DATASET EXCERPTS:
════════
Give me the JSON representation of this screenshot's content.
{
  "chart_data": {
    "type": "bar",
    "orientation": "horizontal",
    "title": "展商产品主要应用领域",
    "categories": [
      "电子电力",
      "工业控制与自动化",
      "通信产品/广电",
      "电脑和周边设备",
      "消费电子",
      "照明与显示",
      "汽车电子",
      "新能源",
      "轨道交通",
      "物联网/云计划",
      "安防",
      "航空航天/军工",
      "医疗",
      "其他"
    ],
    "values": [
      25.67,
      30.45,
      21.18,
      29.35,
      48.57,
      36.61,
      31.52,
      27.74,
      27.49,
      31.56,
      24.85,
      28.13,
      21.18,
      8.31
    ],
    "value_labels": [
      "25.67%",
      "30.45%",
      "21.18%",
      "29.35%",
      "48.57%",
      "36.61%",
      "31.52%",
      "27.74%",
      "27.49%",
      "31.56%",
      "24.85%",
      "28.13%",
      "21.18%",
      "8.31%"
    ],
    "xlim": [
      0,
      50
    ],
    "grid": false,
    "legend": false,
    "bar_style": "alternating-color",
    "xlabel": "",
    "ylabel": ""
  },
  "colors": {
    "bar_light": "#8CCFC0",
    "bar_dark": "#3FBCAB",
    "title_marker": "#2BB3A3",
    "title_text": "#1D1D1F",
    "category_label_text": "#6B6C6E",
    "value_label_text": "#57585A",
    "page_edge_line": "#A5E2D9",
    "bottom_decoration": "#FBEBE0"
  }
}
════════
THE PROBLEM: Faithfully transcribe the whole of the data.

TASK SOLUTION:
Give me the JSON representation of this screenshot's content.
{
  "chart_data": {
    "type": "bar",
    "orientation": "horizontal",
    "title": "展商产品主要应用领域",
    "categories": [
      "电子电力",
      "工业控制与自动化",
      "通信产品/广电",
      "电脑和周边设备",
      "消费电子",
      "照明与显示",
      "汽车电子",
      "新能源",
      "轨道交通",
      "物联网/云计划",
      "安防",
      "航空航天/军工",
      "医疗",
      "其他"
    ],
    "values": [
      25.67,
      30.45,
      21.18,
      29.35,
      48.57,
      36.61,
      31.52,
      27.74,
      27.49,
      31.56,
      24.85,
      28.13,
      21.18,
      8.31
    ],
    "value_labels": [
      "25.67%",
      "30.45%",
      "21.18%",
      "29.35%",
      "48.57%",
      "36.61%",
      "31.52%",
      "27.74%",
      "27.49%",
      "31.56%",
      "24.85%",
      "28.13%",
      "21.18%",
      "8.31%"
    ],
    "xlim": [
      0,
      50
    ],
    "grid": false,
    "legend": false,
    "bar_style": "alternating-color",
    "xlabel": "",
    "ylabel": ""
  },
  "colors": {
    "bar_light": "#8CCFC0",
    "bar_dark": "#3FBCAB",
    "title_marker": "#2BB3A3",
    "title_text": "#1D1D1F",
    "category_label_text": "#6B6C6E",
    "value_label_text": "#57585A",
    "page_edge_line": "#A5E2D9",
    "bottom_decoration": "#FBEBE0"
  }
}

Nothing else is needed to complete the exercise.